### AIM:
Find every line below that contains the word "Diabetes" and copy it out.

Data listing
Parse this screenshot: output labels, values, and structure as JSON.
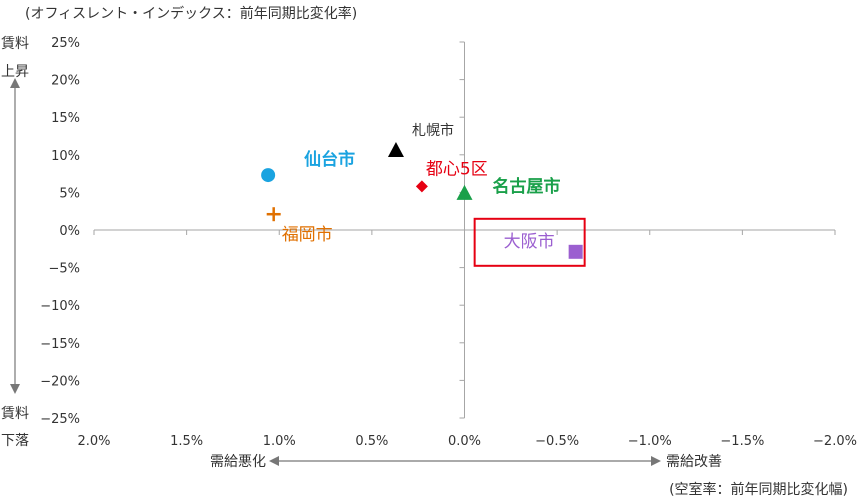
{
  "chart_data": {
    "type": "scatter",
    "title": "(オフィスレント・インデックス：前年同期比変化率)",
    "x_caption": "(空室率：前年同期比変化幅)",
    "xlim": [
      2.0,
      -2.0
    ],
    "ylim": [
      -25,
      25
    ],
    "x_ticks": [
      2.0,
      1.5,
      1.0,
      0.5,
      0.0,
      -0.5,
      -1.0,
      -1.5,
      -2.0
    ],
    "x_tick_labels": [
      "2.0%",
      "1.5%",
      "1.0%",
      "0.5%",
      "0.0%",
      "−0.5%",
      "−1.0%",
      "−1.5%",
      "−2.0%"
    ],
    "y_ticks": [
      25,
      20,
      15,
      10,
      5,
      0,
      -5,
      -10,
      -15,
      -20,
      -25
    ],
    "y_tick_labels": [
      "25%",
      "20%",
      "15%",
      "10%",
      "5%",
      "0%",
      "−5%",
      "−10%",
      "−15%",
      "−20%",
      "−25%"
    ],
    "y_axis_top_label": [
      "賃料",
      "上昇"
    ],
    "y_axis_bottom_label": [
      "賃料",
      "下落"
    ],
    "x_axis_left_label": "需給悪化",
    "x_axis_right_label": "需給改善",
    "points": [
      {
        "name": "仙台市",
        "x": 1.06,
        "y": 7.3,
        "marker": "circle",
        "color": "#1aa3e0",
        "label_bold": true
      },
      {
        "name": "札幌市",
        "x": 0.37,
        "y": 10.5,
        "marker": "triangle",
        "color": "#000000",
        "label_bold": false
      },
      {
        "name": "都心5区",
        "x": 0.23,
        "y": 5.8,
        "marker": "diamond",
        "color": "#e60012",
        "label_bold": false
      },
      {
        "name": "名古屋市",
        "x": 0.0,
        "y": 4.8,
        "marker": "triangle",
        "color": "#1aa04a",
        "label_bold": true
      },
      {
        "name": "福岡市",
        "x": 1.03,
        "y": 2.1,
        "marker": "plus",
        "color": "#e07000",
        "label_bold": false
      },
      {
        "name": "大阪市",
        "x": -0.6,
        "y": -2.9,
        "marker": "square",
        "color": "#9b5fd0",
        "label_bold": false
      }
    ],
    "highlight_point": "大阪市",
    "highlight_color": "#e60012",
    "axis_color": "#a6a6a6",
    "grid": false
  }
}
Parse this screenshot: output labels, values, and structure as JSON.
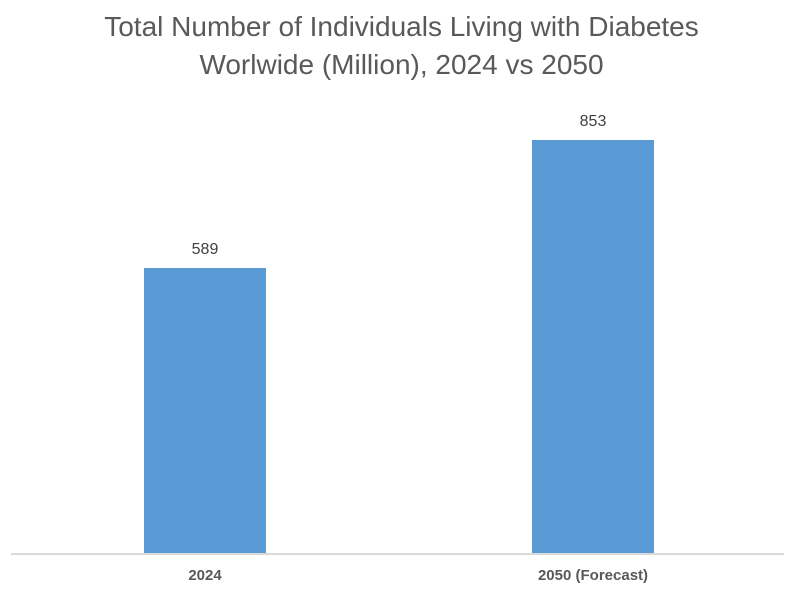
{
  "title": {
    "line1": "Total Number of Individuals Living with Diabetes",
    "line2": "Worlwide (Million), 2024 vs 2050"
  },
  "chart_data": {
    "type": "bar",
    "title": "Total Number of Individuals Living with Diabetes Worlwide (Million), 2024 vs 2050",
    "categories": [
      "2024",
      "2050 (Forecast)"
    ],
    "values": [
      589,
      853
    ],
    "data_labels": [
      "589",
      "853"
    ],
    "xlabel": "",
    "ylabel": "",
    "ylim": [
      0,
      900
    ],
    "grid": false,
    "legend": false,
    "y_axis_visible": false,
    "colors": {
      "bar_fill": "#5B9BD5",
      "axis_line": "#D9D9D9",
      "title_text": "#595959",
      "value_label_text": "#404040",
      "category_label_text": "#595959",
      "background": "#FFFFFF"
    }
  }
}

### REPLY:
    "line1": "Total Number of Individuals Living with Diabetes",
    "title": "Total Number of Individuals Living with Diabetes Worlwide (Million), 2024 vs 2050",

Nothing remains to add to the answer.